§ **Written request**
Work out how many lines in the data hold the word "Delivery", and reply with that number only.

=== Data in this exercise ===

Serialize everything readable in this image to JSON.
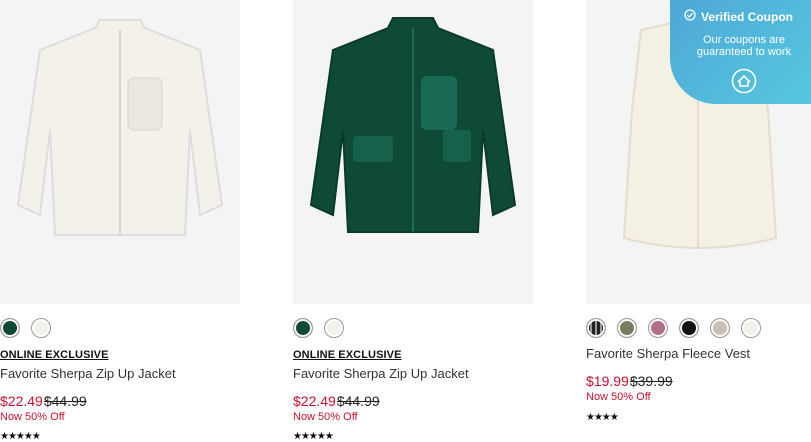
{
  "products": [
    {
      "exclusive": "ONLINE EXCLUSIVE",
      "name": "Favorite Sherpa Zip Up Jacket",
      "sale_price": "$22.49",
      "original_price": "$44.99",
      "promo": "Now 50% Off",
      "swatches": [
        "#0f4a37",
        "#f3f1ea"
      ],
      "rating_display": "★★★★★",
      "jacket_color": "#f3f1ea"
    },
    {
      "exclusive": "ONLINE EXCLUSIVE",
      "name": "Favorite Sherpa Zip Up Jacket",
      "sale_price": "$22.49",
      "original_price": "$44.99",
      "promo": "Now 50% Off",
      "swatches": [
        "#0f4a37",
        "#f3f1ea"
      ],
      "rating_display": "★★★★★",
      "jacket_color": "#0f4a37"
    },
    {
      "name": "Favorite Sherpa Fleece Vest",
      "sale_price": "$19.99",
      "original_price": "$39.99",
      "promo": "Now 50% Off",
      "swatches": [
        "#2a2a2a",
        "#7c7a5f",
        "#b26f8a",
        "#111111",
        "#c9bfb2",
        "#f3f1ea"
      ],
      "rating_display": "★★★★",
      "vest_color": "#f5f0e4"
    }
  ],
  "coupon": {
    "title": "Verified Coupon",
    "subtitle": "Our coupons are guaranteed to work",
    "icon": "check-circle-icon",
    "bg_color": "#4fa7d8"
  }
}
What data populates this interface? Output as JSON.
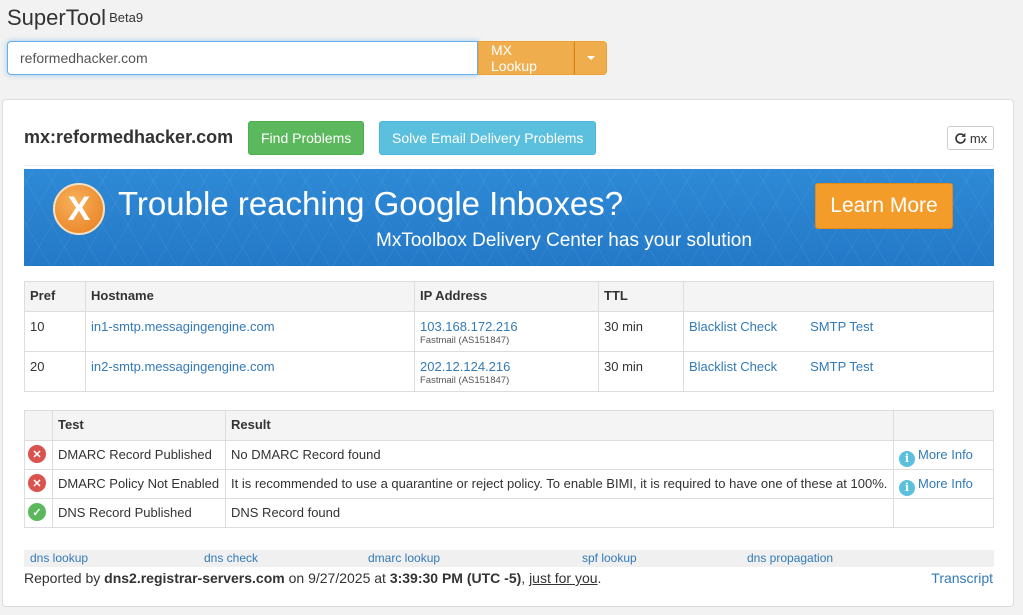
{
  "app": {
    "title": "SuperTool",
    "badge": "Beta9"
  },
  "search": {
    "value": "reformedhacker.com",
    "button_label": "MX Lookup"
  },
  "result": {
    "title": "mx:reformedhacker.com",
    "find_problems": "Find Problems",
    "solve_delivery": "Solve Email Delivery Problems",
    "refresh_label": "mx"
  },
  "banner": {
    "logo_letter": "X",
    "headline": "Trouble reaching Google Inboxes?",
    "subline": "MxToolbox Delivery Center has your solution",
    "cta": "Learn More",
    "colors": {
      "background": "#2b85d1",
      "cta": "#f39c2a"
    }
  },
  "mx_table": {
    "headers": [
      "Pref",
      "Hostname",
      "IP Address",
      "TTL",
      ""
    ],
    "rows": [
      {
        "pref": "10",
        "hostname": "in1-smtp.messagingengine.com",
        "ip": "103.168.172.216",
        "asn": "Fastmail (AS151847)",
        "ttl": "30 min",
        "action1": "Blacklist Check",
        "action2": "SMTP Test"
      },
      {
        "pref": "20",
        "hostname": "in2-smtp.messagingengine.com",
        "ip": "202.12.124.216",
        "asn": "Fastmail (AS151847)",
        "ttl": "30 min",
        "action1": "Blacklist Check",
        "action2": "SMTP Test"
      }
    ]
  },
  "test_table": {
    "headers": [
      "",
      "Test",
      "Result",
      ""
    ],
    "rows": [
      {
        "status": "error",
        "status_icon": "x-circle-icon",
        "test": "DMARC Record Published",
        "result": "No DMARC Record found",
        "more": "More Info"
      },
      {
        "status": "error",
        "status_icon": "x-circle-icon",
        "test": "DMARC Policy Not Enabled",
        "result": "It is recommended to use a quarantine or reject policy. To enable BIMI, it is required to have one of these at 100%.",
        "more": "More Info"
      },
      {
        "status": "ok",
        "status_icon": "check-circle-icon",
        "test": "DNS Record Published",
        "result": "DNS Record found",
        "more": ""
      }
    ]
  },
  "footer": {
    "links": [
      "dns lookup",
      "dns check",
      "dmarc lookup",
      "spf lookup",
      "dns propagation"
    ],
    "reported_prefix": "Reported by ",
    "server": "dns2.registrar-servers.com",
    "on": " on 9/27/2025 at ",
    "time": "3:39:30 PM (UTC -5)",
    "comma": ", ",
    "just_for_you": "just for you",
    "period": ".",
    "transcript": "Transcript"
  },
  "colors": {
    "link": "#337ab7",
    "orange_button": "#f0ad4e",
    "green_button": "#5cb85c",
    "blue_button": "#5bc0de",
    "error": "#d9534f",
    "ok": "#5cb85c"
  }
}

===

§ **Output**
2